(Exercise objective): Restate each line word for word. Leave out every picture.
───── Record extracts
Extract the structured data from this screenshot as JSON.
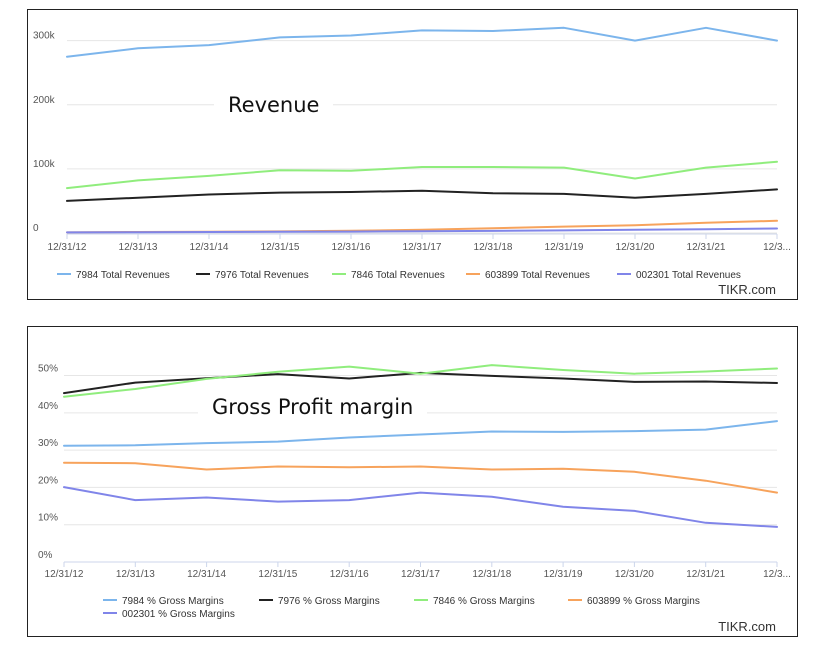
{
  "chart_data": [
    {
      "type": "line",
      "title": "Revenue",
      "watermark": "TIKR.com",
      "categories": [
        "12/31/12",
        "12/31/13",
        "12/31/14",
        "12/31/15",
        "12/31/16",
        "12/31/17",
        "12/31/18",
        "12/31/19",
        "12/31/20",
        "12/31/21",
        "12/3..."
      ],
      "ytick_labels": [
        "0",
        "100k",
        "200k",
        "300k"
      ],
      "ytick_values": [
        0,
        100000,
        200000,
        300000
      ],
      "ylim": [
        0,
        340000
      ],
      "legend_position": "bottom",
      "series": [
        {
          "name": "7984 Total Revenues",
          "color": "#7cb5ec",
          "values": [
            275000,
            288000,
            293000,
            305000,
            308000,
            316000,
            315000,
            320000,
            300000,
            320000,
            300000
          ]
        },
        {
          "name": "7976 Total Revenues",
          "color": "#222222",
          "values": [
            50000,
            55000,
            60000,
            63000,
            64000,
            66000,
            62000,
            61000,
            55000,
            61000,
            68000
          ]
        },
        {
          "name": "7846 Total Revenues",
          "color": "#90ed7d",
          "values": [
            70000,
            82000,
            89000,
            98000,
            97000,
            103000,
            103000,
            102000,
            85000,
            102000,
            111000
          ]
        },
        {
          "name": "603899 Total Revenues",
          "color": "#f7a35c",
          "values": [
            1000,
            1500,
            2000,
            2500,
            3500,
            5000,
            7500,
            10000,
            12000,
            16000,
            19000
          ]
        },
        {
          "name": "002301 Total Revenues",
          "color": "#8085e9",
          "values": [
            1000,
            1300,
            1600,
            1900,
            2200,
            2800,
            3200,
            4000,
            5000,
            6000,
            7000
          ]
        }
      ]
    },
    {
      "type": "line",
      "title": "Gross Profit margin",
      "watermark": "TIKR.com",
      "categories": [
        "12/31/12",
        "12/31/13",
        "12/31/14",
        "12/31/15",
        "12/31/16",
        "12/31/17",
        "12/31/18",
        "12/31/19",
        "12/31/20",
        "12/31/21",
        "12/3..."
      ],
      "ytick_labels": [
        "0%",
        "10%",
        "20%",
        "30%",
        "40%",
        "50%"
      ],
      "ytick_values": [
        0,
        10,
        20,
        30,
        40,
        50
      ],
      "ylim": [
        0,
        59
      ],
      "legend_position": "bottom",
      "series": [
        {
          "name": "7984 % Gross Margins",
          "color": "#7cb5ec",
          "values": [
            31.2,
            31.3,
            31.9,
            32.3,
            33.4,
            34.2,
            35.0,
            34.9,
            35.1,
            35.5,
            37.8
          ]
        },
        {
          "name": "7976 % Gross Margins",
          "color": "#222222",
          "values": [
            45.3,
            48.1,
            49.3,
            50.4,
            49.2,
            50.7,
            49.9,
            49.2,
            48.3,
            48.4,
            48.0
          ]
        },
        {
          "name": "7846 % Gross Margins",
          "color": "#90ed7d",
          "values": [
            44.3,
            46.4,
            49.1,
            51.0,
            52.4,
            50.5,
            52.8,
            51.5,
            50.5,
            51.1,
            51.9
          ]
        },
        {
          "name": "603899 % Gross Margins",
          "color": "#f7a35c",
          "values": [
            26.6,
            26.5,
            24.8,
            25.6,
            25.4,
            25.6,
            24.8,
            25.0,
            24.2,
            21.8,
            18.6
          ]
        },
        {
          "name": "002301 % Gross Margins",
          "color": "#8085e9",
          "values": [
            20.1,
            16.6,
            17.3,
            16.2,
            16.6,
            18.6,
            17.5,
            14.8,
            13.7,
            10.5,
            9.4
          ]
        }
      ]
    }
  ]
}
──────────
(Response to the task):
Extract the structured data from this screenshot as JSON.
{
  "chart_data": [
    {
      "type": "line",
      "title": "Revenue",
      "watermark": "TIKR.com",
      "categories": [
        "12/31/12",
        "12/31/13",
        "12/31/14",
        "12/31/15",
        "12/31/16",
        "12/31/17",
        "12/31/18",
        "12/31/19",
        "12/31/20",
        "12/31/21",
        "12/3..."
      ],
      "ytick_labels": [
        "0",
        "100k",
        "200k",
        "300k"
      ],
      "ytick_values": [
        0,
        100000,
        200000,
        300000
      ],
      "ylim": [
        0,
        340000
      ],
      "legend_position": "bottom",
      "series": [
        {
          "name": "7984 Total Revenues",
          "color": "#7cb5ec",
          "values": [
            275000,
            288000,
            293000,
            305000,
            308000,
            316000,
            315000,
            320000,
            300000,
            320000,
            300000
          ]
        },
        {
          "name": "7976 Total Revenues",
          "color": "#222222",
          "values": [
            50000,
            55000,
            60000,
            63000,
            64000,
            66000,
            62000,
            61000,
            55000,
            61000,
            68000
          ]
        },
        {
          "name": "7846 Total Revenues",
          "color": "#90ed7d",
          "values": [
            70000,
            82000,
            89000,
            98000,
            97000,
            103000,
            103000,
            102000,
            85000,
            102000,
            111000
          ]
        },
        {
          "name": "603899 Total Revenues",
          "color": "#f7a35c",
          "values": [
            1000,
            1500,
            2000,
            2500,
            3500,
            5000,
            7500,
            10000,
            12000,
            16000,
            19000
          ]
        },
        {
          "name": "002301 Total Revenues",
          "color": "#8085e9",
          "values": [
            1000,
            1300,
            1600,
            1900,
            2200,
            2800,
            3200,
            4000,
            5000,
            6000,
            7000
          ]
        }
      ]
    },
    {
      "type": "line",
      "title": "Gross Profit margin",
      "watermark": "TIKR.com",
      "categories": [
        "12/31/12",
        "12/31/13",
        "12/31/14",
        "12/31/15",
        "12/31/16",
        "12/31/17",
        "12/31/18",
        "12/31/19",
        "12/31/20",
        "12/31/21",
        "12/3..."
      ],
      "ytick_labels": [
        "0%",
        "10%",
        "20%",
        "30%",
        "40%",
        "50%"
      ],
      "ytick_values": [
        0,
        10,
        20,
        30,
        40,
        50
      ],
      "ylim": [
        0,
        59
      ],
      "legend_position": "bottom",
      "series": [
        {
          "name": "7984 % Gross Margins",
          "color": "#7cb5ec",
          "values": [
            31.2,
            31.3,
            31.9,
            32.3,
            33.4,
            34.2,
            35.0,
            34.9,
            35.1,
            35.5,
            37.8
          ]
        },
        {
          "name": "7976 % Gross Margins",
          "color": "#222222",
          "values": [
            45.3,
            48.1,
            49.3,
            50.4,
            49.2,
            50.7,
            49.9,
            49.2,
            48.3,
            48.4,
            48.0
          ]
        },
        {
          "name": "7846 % Gross Margins",
          "color": "#90ed7d",
          "values": [
            44.3,
            46.4,
            49.1,
            51.0,
            52.4,
            50.5,
            52.8,
            51.5,
            50.5,
            51.1,
            51.9
          ]
        },
        {
          "name": "603899 % Gross Margins",
          "color": "#f7a35c",
          "values": [
            26.6,
            26.5,
            24.8,
            25.6,
            25.4,
            25.6,
            24.8,
            25.0,
            24.2,
            21.8,
            18.6
          ]
        },
        {
          "name": "002301 % Gross Margins",
          "color": "#8085e9",
          "values": [
            20.1,
            16.6,
            17.3,
            16.2,
            16.6,
            18.6,
            17.5,
            14.8,
            13.7,
            10.5,
            9.4
          ]
        }
      ]
    }
  ]
}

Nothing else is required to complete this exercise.